Your instructions — Copy every line with the string "JSON" in it.
================================
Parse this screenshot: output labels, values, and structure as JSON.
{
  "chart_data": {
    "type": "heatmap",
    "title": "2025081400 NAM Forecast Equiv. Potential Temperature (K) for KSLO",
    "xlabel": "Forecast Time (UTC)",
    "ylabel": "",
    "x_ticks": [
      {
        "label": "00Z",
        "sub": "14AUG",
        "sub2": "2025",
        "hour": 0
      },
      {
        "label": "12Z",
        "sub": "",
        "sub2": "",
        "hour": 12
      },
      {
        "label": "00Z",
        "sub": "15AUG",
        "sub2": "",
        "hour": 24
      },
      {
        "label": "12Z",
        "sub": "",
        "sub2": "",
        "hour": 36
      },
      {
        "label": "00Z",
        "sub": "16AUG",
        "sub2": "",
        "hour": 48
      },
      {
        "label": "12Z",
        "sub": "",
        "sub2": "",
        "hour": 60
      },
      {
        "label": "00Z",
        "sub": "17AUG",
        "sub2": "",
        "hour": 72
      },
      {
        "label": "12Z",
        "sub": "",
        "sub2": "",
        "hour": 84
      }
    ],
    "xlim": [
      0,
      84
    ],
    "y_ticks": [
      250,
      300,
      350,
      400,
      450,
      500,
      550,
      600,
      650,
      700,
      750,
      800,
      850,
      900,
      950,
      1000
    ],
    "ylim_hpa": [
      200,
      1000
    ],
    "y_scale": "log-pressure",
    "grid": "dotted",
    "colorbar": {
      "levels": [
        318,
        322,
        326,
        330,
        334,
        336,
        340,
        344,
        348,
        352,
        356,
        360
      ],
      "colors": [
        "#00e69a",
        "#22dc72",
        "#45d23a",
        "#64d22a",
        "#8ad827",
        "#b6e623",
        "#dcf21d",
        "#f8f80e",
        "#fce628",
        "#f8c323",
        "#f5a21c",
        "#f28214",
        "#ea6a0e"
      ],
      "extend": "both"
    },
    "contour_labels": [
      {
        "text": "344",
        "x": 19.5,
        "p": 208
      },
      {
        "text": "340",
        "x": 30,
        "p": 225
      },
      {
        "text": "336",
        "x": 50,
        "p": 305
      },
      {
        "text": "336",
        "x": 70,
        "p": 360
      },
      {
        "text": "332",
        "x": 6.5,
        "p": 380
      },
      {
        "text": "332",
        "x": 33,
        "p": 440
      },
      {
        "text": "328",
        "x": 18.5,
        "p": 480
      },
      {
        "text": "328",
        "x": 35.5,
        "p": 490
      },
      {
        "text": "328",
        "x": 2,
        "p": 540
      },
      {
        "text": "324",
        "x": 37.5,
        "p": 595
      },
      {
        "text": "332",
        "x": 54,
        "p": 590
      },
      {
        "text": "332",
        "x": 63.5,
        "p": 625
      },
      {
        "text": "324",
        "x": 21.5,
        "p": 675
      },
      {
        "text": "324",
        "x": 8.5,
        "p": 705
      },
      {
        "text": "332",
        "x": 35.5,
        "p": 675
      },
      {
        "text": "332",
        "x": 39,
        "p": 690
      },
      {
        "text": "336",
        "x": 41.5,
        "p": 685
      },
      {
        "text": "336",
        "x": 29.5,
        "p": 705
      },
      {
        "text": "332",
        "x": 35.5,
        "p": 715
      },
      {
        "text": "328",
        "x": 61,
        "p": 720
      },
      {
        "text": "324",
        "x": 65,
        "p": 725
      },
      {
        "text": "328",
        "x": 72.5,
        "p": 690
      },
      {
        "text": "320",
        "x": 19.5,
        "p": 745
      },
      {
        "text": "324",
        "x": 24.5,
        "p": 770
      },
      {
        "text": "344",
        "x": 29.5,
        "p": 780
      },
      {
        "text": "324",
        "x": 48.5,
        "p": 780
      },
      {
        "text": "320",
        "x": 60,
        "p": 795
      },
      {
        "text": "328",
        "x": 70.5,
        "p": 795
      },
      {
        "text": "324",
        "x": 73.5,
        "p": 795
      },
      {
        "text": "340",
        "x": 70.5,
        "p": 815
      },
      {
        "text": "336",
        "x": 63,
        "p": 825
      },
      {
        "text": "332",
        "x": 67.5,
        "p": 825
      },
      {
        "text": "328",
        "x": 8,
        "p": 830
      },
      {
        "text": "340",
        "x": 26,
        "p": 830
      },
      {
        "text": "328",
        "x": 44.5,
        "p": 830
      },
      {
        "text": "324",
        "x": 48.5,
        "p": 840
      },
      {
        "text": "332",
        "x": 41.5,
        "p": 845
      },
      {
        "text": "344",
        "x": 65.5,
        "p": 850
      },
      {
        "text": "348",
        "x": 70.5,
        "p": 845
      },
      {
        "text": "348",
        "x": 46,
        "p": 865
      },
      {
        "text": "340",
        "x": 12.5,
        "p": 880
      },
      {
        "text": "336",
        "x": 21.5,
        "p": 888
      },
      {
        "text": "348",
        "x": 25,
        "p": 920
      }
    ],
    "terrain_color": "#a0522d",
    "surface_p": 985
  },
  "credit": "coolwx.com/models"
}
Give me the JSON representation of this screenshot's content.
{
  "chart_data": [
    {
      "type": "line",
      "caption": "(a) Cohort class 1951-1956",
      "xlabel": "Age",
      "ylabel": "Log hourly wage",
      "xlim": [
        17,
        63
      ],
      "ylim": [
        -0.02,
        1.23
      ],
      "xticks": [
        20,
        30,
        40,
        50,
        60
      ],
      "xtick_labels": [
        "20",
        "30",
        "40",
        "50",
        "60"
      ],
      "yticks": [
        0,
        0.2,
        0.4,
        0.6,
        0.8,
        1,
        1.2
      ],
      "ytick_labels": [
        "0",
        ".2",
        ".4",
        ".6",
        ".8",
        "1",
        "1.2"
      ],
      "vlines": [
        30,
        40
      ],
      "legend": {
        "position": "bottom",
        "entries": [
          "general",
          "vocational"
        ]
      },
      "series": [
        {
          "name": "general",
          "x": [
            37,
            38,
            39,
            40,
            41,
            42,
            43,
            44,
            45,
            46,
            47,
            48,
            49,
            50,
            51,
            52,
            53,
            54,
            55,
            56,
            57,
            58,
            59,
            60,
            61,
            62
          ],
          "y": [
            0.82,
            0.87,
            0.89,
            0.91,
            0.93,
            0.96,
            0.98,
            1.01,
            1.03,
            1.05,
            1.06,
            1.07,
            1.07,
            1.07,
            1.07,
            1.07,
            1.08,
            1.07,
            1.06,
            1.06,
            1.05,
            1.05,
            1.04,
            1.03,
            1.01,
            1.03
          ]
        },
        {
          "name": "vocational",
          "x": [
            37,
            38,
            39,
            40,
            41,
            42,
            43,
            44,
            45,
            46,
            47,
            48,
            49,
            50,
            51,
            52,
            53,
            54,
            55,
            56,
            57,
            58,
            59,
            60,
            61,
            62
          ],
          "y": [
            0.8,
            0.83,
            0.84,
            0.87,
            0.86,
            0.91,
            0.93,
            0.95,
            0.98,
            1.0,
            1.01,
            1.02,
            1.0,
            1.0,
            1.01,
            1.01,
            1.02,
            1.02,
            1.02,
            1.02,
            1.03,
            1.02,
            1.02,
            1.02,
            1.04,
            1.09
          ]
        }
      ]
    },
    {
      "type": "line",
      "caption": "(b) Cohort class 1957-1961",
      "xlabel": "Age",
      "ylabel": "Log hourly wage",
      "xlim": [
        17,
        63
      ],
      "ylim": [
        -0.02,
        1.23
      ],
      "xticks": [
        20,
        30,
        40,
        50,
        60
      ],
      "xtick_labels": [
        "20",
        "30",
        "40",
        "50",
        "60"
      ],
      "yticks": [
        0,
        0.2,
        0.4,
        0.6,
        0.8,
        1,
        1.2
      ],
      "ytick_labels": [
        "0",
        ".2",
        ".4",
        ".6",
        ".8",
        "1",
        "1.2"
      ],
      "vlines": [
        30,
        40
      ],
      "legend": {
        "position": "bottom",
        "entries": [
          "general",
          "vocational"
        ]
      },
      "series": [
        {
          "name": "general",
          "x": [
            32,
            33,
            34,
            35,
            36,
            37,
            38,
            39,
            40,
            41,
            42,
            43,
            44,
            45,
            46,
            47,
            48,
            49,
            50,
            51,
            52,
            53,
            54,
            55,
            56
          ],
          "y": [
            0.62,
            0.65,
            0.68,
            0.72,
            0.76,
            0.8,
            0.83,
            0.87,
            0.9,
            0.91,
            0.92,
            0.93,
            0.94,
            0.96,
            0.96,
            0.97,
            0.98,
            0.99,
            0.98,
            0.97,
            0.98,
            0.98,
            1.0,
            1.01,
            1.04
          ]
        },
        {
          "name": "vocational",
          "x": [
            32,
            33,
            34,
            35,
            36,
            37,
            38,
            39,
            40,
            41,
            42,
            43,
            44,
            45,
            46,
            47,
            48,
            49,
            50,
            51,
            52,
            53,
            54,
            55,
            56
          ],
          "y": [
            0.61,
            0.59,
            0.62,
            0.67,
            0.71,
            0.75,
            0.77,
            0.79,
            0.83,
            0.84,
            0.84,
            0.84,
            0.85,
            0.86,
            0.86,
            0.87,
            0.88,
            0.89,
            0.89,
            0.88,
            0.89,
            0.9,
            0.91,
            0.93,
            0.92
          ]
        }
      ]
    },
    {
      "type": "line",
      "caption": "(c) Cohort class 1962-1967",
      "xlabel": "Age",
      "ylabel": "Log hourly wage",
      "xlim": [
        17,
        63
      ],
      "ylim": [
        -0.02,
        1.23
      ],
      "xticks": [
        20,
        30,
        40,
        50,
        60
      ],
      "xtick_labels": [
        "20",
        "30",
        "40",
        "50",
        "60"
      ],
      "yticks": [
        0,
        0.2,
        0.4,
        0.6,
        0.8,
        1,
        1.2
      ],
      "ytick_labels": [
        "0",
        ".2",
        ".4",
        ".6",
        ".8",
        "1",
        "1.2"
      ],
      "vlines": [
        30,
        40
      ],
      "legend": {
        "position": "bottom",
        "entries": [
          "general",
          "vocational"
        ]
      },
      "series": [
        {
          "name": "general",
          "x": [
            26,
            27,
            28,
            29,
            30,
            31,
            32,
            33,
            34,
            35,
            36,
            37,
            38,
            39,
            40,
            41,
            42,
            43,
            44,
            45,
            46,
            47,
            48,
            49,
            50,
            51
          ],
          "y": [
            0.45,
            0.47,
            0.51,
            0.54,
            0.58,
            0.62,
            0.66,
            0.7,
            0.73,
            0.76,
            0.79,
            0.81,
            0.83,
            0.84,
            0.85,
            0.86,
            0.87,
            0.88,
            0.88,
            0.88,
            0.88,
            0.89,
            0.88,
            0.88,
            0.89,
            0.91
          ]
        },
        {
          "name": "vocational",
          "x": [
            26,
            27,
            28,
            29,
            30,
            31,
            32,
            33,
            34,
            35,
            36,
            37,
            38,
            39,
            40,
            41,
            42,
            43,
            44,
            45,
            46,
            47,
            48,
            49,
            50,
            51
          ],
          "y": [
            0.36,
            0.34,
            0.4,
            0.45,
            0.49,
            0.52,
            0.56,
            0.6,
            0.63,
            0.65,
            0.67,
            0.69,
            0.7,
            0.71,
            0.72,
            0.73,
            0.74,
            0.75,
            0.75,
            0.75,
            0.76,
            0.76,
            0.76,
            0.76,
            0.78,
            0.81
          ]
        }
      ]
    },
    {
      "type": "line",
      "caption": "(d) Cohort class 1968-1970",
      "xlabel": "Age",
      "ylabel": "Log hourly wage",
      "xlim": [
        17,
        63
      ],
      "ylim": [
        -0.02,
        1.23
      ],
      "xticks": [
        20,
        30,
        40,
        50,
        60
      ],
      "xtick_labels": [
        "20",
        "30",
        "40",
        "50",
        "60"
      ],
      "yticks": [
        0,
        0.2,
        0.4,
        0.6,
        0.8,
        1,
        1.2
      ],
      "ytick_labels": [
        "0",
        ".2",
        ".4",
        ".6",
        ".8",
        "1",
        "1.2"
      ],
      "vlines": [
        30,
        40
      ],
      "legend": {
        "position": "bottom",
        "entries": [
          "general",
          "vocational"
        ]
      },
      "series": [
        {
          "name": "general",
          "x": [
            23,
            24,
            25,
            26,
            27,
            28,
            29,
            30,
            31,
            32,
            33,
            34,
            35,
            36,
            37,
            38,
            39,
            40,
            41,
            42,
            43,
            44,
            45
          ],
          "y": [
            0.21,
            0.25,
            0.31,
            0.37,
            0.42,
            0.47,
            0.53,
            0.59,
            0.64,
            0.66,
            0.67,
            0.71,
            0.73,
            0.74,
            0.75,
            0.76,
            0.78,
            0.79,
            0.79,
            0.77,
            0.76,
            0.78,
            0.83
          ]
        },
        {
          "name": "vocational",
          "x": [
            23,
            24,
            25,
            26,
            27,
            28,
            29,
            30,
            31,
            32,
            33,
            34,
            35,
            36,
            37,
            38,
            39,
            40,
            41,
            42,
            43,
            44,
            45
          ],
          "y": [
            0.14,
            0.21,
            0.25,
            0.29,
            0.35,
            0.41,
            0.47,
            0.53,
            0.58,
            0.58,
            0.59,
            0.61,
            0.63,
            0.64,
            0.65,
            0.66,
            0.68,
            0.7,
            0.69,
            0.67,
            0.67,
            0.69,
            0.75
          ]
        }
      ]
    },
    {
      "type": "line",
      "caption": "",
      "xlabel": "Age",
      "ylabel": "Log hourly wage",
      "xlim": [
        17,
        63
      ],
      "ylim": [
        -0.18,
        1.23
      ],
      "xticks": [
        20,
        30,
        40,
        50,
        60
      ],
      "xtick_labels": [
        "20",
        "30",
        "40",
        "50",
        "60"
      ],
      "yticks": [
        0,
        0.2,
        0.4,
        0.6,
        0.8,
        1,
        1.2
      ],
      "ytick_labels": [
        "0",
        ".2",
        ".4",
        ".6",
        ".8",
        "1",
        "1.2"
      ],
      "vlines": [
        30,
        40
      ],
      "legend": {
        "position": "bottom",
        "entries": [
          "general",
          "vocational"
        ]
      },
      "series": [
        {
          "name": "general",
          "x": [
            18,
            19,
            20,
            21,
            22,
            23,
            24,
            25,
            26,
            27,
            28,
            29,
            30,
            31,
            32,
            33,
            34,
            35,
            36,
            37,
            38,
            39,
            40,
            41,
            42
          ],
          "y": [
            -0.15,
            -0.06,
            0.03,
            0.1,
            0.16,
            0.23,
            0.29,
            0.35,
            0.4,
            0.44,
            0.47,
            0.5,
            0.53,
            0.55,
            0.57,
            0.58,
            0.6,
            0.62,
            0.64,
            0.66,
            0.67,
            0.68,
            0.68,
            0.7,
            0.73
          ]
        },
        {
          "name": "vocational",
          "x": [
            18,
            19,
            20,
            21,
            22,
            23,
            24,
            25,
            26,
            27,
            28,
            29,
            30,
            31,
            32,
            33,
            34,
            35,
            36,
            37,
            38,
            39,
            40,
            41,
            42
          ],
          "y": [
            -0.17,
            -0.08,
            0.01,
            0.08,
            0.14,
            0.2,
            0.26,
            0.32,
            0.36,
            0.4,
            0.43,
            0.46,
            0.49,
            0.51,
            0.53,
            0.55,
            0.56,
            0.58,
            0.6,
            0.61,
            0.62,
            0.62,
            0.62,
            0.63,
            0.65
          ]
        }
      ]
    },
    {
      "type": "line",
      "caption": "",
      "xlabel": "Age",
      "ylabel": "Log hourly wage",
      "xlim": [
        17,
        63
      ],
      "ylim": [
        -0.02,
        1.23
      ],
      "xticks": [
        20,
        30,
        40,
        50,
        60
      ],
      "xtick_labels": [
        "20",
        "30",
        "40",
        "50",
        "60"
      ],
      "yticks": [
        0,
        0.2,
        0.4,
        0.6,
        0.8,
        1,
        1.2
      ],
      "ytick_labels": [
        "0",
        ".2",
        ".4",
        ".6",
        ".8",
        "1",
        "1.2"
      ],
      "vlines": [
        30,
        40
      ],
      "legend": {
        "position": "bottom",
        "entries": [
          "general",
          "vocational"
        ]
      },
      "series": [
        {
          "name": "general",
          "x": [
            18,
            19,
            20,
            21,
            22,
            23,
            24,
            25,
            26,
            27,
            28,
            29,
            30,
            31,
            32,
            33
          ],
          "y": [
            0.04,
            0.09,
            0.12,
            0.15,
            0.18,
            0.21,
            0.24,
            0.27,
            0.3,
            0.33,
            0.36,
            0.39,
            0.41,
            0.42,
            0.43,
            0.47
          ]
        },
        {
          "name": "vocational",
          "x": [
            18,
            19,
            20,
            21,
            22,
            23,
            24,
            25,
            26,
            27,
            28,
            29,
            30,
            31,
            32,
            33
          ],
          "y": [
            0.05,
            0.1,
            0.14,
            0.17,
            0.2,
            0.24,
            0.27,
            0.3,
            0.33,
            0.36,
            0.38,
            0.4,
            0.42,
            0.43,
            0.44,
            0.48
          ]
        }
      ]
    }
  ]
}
================================
Output of the task —
Parse this screenshot: output labels, values, and structure as JSON.
Give me the JSON representation of this screenshot's content.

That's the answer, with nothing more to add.